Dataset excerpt
■ ■ ■

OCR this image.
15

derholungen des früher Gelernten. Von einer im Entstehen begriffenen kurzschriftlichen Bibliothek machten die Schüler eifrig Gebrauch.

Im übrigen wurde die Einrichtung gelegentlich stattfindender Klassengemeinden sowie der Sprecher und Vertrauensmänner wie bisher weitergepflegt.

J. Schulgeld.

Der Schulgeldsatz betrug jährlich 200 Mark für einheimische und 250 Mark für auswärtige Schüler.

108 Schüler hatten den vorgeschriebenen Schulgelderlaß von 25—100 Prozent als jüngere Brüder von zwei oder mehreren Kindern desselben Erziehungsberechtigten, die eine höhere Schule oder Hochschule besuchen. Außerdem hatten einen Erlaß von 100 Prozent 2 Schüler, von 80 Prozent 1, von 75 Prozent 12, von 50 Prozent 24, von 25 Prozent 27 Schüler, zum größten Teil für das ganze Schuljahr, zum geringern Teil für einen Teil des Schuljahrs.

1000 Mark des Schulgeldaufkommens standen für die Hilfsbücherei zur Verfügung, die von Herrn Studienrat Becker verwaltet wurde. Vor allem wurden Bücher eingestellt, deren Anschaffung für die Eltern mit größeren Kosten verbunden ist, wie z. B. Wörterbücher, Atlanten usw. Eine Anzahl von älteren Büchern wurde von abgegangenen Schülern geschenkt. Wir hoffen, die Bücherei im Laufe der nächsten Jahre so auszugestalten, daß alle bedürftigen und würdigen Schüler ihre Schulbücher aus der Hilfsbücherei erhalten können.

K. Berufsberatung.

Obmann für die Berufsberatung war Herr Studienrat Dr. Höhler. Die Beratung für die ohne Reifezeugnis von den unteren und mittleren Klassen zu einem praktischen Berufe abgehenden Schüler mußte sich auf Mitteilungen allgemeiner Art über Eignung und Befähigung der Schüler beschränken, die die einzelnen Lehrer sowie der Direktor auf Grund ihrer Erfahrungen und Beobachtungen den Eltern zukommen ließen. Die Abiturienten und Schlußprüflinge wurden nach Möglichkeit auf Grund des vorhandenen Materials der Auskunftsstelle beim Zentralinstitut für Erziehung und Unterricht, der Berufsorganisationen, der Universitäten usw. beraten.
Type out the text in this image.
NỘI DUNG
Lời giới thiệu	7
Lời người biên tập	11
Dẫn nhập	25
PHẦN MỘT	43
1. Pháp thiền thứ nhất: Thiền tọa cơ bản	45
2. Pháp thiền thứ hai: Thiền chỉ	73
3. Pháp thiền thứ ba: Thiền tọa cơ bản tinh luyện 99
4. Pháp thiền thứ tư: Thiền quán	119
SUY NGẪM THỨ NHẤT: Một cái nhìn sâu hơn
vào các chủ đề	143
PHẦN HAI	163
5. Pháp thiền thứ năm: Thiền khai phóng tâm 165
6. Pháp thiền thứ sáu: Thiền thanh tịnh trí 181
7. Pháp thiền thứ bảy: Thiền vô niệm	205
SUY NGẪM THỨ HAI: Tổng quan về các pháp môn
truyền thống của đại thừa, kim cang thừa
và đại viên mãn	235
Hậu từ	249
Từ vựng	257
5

■ ■ ■

What to produce
Only the lines from the one that contains "Type out the text in this image." through the last line should be repeated, each exactly as it stands, with both ends included.

Correct output
Type out the text in this image.
NỘI DUNG
Lời giới thiệu	7
Lời người biên tập	11
Dẫn nhập	25
PHẦN MỘT	43
1. Pháp thiền thứ nhất: Thiền tọa cơ bản	45
2. Pháp thiền thứ hai: Thiền chỉ	73
3. Pháp thiền thứ ba: Thiền tọa cơ bản tinh luyện 99
4. Pháp thiền thứ tư: Thiền quán	119
SUY NGẪM THỨ NHẤT: Một cái nhìn sâu hơn
vào các chủ đề	143
PHẦN HAI	163
5. Pháp thiền thứ năm: Thiền khai phóng tâm 165
6. Pháp thiền thứ sáu: Thiền thanh tịnh trí 181
7. Pháp thiền thứ bảy: Thiền vô niệm	205
SUY NGẪM THỨ HAI: Tổng quan về các pháp môn
truyền thống của đại thừa, kim cang thừa
và đại viên mãn	235
Hậu từ	249
Từ vựng	257
5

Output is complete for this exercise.